- **DIRECTIVES**:
**1.** According to the passage on DeepFrag, roughly what share of the data went into training the machine learning algorithm?
**2.** Resume the passage on DeepFrag, picking up right after its last sentence.

- **TEXT PROVIDED**:
<<<<

The researchers describe the goal as follows. “We propose a new ‘fragment reconstruction’ task where we take a ligand/receptor complex, remove a portion of the ligand, and ask the question ‘what molecular fragment should go here.’”
About 60% of the data were used in a training model for the machine learning algorithm. This was then evaluated on 20% of the data and further refined before the final evaluation on the remaining 20% of the data. The details are beyond the scope of this post (and frankly beyond me as well) but DeepFrag recapitulated known fragments about 60% of the time. Importantly, the model worked for diverse types of fragments, including both polar and hydrophobic examples. Even “wrong” answers were often similar to the “correct” responses, for example a methyl group instead of a chlorine atom. In some cases where DeepFrag’s predictions differed from the original ligand the researchers note that these may be acceptable alternatives, a hypothesis supported by subsequent molecular docking studies.

>>>>

[Items listed in a dataset]
<<<<

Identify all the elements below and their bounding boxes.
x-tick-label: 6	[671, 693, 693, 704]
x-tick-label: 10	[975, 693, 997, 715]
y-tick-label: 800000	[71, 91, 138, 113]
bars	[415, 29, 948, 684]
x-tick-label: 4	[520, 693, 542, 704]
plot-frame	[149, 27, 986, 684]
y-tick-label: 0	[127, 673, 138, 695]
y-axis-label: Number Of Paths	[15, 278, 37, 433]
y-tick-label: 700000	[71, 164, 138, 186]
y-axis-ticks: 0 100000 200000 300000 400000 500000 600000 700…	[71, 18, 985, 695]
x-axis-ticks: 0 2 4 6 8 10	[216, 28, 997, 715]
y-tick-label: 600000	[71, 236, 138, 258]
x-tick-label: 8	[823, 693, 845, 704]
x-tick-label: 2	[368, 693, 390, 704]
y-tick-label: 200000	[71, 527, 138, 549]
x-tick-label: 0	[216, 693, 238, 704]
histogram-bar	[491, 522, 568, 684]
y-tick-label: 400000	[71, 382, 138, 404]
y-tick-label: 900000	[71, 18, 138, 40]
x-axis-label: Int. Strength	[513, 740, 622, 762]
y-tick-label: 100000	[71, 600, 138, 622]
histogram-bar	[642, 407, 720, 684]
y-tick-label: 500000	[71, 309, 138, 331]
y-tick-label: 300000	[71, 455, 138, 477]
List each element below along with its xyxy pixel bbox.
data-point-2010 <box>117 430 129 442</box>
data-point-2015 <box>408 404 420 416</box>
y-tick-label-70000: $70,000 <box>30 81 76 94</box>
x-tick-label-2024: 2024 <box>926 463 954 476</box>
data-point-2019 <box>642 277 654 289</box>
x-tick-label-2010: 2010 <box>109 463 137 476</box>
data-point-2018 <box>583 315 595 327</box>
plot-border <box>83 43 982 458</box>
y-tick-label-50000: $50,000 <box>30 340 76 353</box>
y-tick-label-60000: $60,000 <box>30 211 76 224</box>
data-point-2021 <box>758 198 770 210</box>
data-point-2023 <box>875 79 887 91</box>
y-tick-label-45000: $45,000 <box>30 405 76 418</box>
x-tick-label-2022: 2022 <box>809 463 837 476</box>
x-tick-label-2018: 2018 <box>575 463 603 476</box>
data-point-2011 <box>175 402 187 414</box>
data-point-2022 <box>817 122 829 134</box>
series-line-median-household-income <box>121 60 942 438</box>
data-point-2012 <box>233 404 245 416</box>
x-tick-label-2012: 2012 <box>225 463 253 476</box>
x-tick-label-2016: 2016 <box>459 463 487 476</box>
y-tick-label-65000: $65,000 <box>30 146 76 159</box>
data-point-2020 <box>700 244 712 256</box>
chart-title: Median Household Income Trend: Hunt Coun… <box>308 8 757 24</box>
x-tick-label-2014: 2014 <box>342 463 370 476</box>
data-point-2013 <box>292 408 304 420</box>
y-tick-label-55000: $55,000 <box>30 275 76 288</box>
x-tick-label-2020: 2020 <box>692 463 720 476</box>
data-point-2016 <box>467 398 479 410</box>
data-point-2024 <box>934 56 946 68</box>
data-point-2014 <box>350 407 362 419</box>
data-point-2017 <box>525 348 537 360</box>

>>>>

- **ANSWER LIST**:
**1.** About 60% of the data.

**2.**
Of course, the goal for most of us is not to recapitulate known ligands but to optimize them, so the researchers applied DeepFrag to crystallographically identified ligands of the main protease from SARS-CoV-2. Many of them docked well, though they have yet to be synthesized and tested.
Laudably, the model and source code have been released and can be accessed here. However, as these require a certain amount of computer savvy to use, Harrison Green and Jacob Durrant have also created an open-source browser app which is described in an open-access application note in J. Chem. Inf. Mod.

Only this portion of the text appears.